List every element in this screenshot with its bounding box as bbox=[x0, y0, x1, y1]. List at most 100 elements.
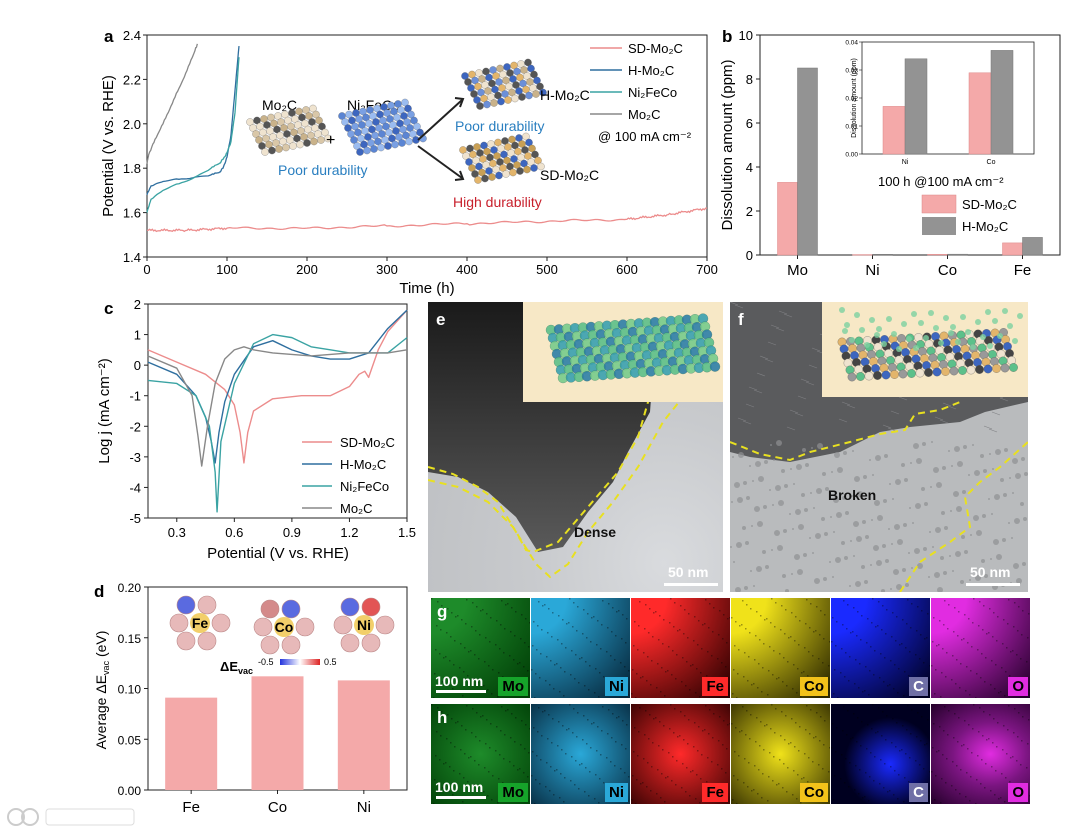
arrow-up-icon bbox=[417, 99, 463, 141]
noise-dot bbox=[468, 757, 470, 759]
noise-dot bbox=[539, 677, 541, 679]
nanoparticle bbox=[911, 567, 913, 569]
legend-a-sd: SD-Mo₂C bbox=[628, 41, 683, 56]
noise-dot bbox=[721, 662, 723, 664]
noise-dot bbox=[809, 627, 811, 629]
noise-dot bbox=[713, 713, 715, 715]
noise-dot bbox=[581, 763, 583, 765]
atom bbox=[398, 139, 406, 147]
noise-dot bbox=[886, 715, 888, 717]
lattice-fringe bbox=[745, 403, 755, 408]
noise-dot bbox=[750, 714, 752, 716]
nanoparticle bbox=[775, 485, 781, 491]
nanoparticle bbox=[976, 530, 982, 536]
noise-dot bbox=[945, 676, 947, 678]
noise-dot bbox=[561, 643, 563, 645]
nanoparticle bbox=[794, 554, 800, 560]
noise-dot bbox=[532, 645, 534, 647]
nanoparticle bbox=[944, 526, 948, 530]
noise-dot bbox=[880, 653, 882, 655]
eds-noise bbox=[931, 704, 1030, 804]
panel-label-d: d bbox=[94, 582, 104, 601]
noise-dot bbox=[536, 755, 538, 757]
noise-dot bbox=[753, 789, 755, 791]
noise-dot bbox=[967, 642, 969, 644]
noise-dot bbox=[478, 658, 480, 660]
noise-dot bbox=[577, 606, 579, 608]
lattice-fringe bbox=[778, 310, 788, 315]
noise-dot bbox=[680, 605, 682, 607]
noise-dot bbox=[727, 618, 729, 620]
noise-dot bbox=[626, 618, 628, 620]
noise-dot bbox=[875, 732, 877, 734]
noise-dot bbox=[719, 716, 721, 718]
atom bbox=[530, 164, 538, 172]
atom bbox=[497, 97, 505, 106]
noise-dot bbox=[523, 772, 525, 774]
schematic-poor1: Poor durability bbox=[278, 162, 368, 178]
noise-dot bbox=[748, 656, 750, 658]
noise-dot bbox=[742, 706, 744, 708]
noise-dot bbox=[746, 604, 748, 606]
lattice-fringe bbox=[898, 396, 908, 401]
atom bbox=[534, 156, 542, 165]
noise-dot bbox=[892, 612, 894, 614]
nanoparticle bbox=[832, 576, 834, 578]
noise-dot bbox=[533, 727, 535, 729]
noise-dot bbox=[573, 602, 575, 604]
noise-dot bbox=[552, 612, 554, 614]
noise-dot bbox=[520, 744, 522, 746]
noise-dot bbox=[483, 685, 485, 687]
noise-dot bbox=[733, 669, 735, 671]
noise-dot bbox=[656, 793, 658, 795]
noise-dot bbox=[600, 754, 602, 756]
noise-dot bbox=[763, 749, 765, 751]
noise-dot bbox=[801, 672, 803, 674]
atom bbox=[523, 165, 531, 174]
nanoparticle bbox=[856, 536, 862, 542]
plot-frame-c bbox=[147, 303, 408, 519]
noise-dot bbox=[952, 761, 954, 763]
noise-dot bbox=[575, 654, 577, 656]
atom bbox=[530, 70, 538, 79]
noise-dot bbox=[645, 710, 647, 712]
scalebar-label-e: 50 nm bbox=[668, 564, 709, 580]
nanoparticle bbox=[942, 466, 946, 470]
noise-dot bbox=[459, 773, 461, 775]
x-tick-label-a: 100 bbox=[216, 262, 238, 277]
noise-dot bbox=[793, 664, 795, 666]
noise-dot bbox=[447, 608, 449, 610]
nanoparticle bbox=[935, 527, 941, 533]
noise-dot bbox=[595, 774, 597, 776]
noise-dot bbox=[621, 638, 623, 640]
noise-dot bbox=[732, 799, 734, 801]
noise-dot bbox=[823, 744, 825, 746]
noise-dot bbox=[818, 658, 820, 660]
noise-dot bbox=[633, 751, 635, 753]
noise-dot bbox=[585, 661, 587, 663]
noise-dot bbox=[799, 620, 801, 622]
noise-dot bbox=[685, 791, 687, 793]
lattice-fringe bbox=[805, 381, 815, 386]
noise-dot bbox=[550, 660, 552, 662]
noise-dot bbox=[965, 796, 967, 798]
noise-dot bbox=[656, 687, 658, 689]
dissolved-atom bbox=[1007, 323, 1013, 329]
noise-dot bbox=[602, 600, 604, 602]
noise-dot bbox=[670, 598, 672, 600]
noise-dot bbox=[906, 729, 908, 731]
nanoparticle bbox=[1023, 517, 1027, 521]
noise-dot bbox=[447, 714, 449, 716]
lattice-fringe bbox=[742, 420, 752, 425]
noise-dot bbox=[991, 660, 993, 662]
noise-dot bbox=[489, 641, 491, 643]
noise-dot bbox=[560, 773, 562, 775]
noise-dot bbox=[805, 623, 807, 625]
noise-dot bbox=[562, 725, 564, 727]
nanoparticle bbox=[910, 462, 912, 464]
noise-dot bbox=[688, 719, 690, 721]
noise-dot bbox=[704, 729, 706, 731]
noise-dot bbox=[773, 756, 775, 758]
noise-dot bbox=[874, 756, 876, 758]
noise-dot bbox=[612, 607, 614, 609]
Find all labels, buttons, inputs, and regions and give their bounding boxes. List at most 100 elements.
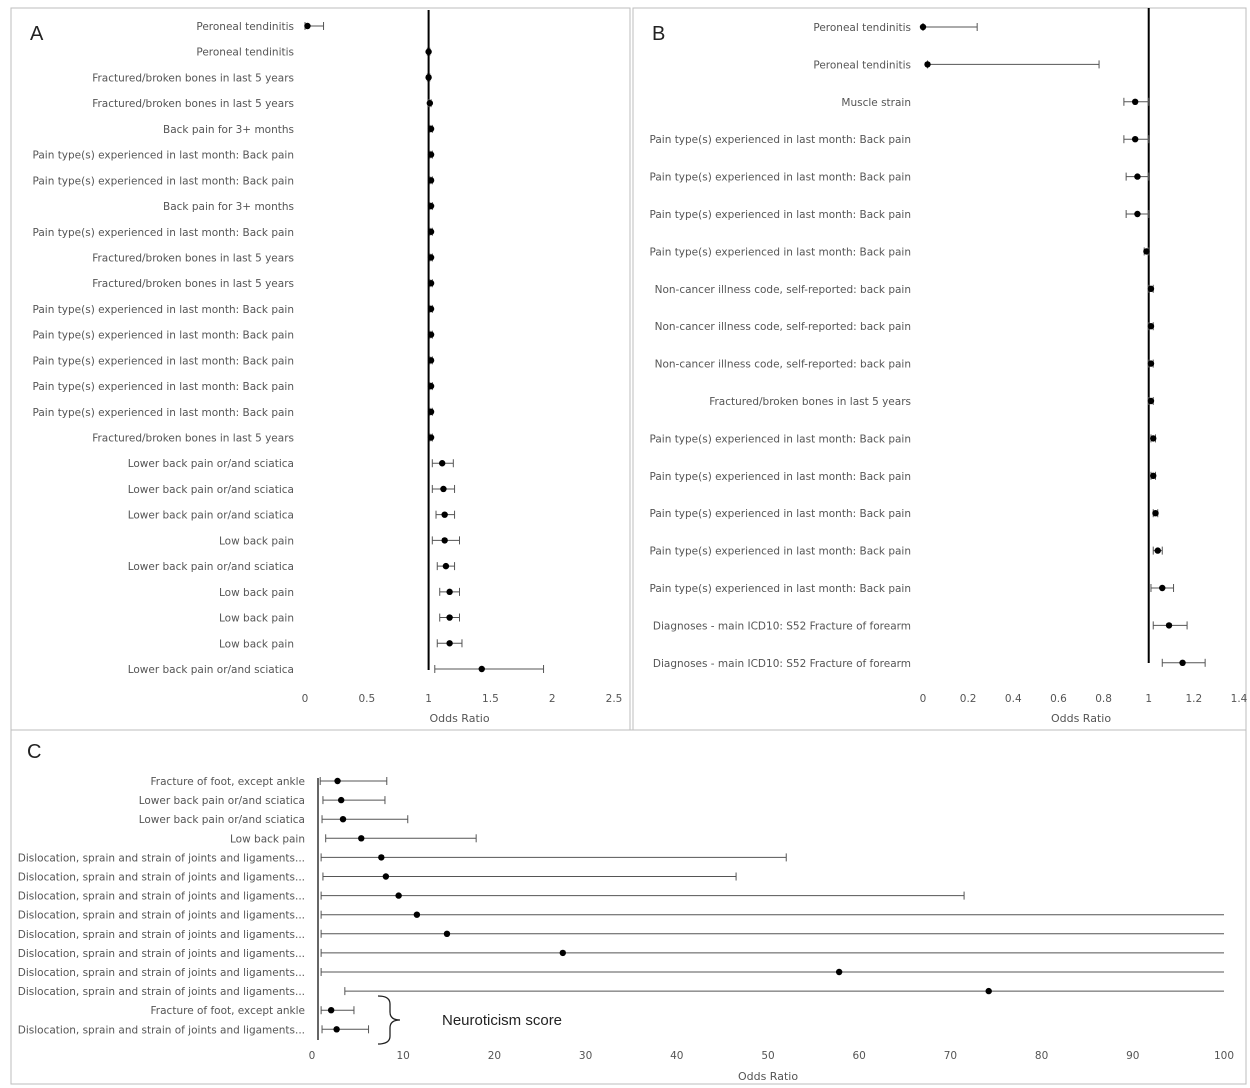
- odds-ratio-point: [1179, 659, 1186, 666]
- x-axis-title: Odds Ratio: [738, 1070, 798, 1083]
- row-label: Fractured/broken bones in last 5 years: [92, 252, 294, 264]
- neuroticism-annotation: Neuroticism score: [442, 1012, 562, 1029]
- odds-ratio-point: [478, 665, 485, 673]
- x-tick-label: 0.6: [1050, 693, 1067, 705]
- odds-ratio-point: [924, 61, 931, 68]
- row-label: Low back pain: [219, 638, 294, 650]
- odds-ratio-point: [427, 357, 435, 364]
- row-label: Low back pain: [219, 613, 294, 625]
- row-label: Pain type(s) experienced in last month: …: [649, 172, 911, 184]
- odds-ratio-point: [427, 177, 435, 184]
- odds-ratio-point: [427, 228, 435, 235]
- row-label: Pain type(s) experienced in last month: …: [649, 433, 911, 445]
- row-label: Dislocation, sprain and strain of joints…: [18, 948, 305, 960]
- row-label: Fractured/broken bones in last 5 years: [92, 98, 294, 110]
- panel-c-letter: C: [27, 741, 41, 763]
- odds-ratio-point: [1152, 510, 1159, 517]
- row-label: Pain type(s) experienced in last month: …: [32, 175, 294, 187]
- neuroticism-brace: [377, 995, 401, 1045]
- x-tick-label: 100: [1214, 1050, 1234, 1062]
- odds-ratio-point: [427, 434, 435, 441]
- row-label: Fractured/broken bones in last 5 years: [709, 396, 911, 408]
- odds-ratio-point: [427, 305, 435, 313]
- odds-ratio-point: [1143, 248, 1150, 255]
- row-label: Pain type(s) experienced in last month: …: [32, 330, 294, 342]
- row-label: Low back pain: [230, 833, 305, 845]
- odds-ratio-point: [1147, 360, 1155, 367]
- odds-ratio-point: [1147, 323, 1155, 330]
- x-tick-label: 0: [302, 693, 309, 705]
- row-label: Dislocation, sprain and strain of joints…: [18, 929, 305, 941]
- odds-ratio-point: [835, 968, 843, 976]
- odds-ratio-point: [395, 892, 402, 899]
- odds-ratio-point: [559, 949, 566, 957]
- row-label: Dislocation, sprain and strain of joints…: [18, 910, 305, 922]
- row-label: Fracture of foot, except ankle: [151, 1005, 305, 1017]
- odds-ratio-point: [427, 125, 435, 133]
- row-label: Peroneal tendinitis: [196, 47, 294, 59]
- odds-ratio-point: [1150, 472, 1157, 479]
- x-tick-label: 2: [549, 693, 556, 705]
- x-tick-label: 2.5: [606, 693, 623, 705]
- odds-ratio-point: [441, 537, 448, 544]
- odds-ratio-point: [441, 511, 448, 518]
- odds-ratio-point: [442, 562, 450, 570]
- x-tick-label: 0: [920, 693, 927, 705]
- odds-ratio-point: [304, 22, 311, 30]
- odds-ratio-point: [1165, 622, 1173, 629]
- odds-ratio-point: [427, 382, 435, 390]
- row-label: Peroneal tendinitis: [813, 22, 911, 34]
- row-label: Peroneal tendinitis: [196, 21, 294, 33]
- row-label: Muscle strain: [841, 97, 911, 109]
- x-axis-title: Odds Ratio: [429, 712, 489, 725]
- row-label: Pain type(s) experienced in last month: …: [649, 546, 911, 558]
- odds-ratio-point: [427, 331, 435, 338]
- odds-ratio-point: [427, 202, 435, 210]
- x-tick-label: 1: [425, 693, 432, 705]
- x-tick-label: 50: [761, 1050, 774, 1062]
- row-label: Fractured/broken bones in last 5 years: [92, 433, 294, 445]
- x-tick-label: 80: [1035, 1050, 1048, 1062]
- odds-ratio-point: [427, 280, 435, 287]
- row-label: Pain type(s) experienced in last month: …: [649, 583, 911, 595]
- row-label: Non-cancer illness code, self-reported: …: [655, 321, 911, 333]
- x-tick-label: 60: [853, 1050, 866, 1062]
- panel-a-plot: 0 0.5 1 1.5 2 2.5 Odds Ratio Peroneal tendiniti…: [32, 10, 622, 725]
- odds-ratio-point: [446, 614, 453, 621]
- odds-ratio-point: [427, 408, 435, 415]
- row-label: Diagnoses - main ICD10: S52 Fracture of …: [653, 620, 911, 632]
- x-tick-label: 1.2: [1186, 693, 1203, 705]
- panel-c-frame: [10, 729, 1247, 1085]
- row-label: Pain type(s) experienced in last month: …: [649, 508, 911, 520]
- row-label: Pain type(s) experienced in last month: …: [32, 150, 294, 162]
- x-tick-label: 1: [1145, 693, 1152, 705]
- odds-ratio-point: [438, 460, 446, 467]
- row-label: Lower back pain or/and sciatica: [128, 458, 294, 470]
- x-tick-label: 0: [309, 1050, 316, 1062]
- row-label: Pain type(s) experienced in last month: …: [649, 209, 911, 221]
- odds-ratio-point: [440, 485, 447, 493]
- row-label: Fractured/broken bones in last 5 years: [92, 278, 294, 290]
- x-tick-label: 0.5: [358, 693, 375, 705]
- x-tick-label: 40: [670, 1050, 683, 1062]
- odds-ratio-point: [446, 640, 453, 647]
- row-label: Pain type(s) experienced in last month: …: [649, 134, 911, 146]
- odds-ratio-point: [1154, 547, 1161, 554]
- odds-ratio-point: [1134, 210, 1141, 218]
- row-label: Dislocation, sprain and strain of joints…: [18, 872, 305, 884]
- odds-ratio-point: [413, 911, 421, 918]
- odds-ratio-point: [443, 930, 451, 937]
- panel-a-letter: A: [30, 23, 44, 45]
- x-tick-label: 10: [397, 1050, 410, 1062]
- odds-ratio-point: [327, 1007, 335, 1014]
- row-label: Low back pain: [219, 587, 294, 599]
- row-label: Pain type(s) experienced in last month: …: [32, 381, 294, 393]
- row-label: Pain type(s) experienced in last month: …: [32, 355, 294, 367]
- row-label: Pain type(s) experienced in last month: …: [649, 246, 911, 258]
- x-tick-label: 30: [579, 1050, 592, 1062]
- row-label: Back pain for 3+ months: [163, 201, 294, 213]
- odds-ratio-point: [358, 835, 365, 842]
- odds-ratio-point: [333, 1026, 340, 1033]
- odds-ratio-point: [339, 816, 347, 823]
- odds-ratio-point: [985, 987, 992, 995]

------------------------------------

## Task directions
Reproduce without any change the lines of the entries above, starting with the line that contains "arrow-up-icon bbox=[417, 99, 463, 141]" and continuing through the line that contains "noise-dot bbox=[880, 653, 882, 655]", with both of those lines included.

## Solved exercise
arrow-up-icon bbox=[417, 99, 463, 141]
noise-dot bbox=[468, 757, 470, 759]
noise-dot bbox=[539, 677, 541, 679]
nanoparticle bbox=[911, 567, 913, 569]
legend-a-sd: SD-Mo₂C bbox=[628, 41, 683, 56]
noise-dot bbox=[721, 662, 723, 664]
noise-dot bbox=[809, 627, 811, 629]
noise-dot bbox=[713, 713, 715, 715]
noise-dot bbox=[581, 763, 583, 765]
atom bbox=[398, 139, 406, 147]
noise-dot bbox=[886, 715, 888, 717]
lattice-fringe bbox=[745, 403, 755, 408]
noise-dot bbox=[750, 714, 752, 716]
nanoparticle bbox=[775, 485, 781, 491]
nanoparticle bbox=[976, 530, 982, 536]
noise-dot bbox=[945, 676, 947, 678]
noise-dot bbox=[561, 643, 563, 645]
nanoparticle bbox=[794, 554, 800, 560]
noise-dot bbox=[532, 645, 534, 647]
nanoparticle bbox=[944, 526, 948, 530]
noise-dot bbox=[880, 653, 882, 655]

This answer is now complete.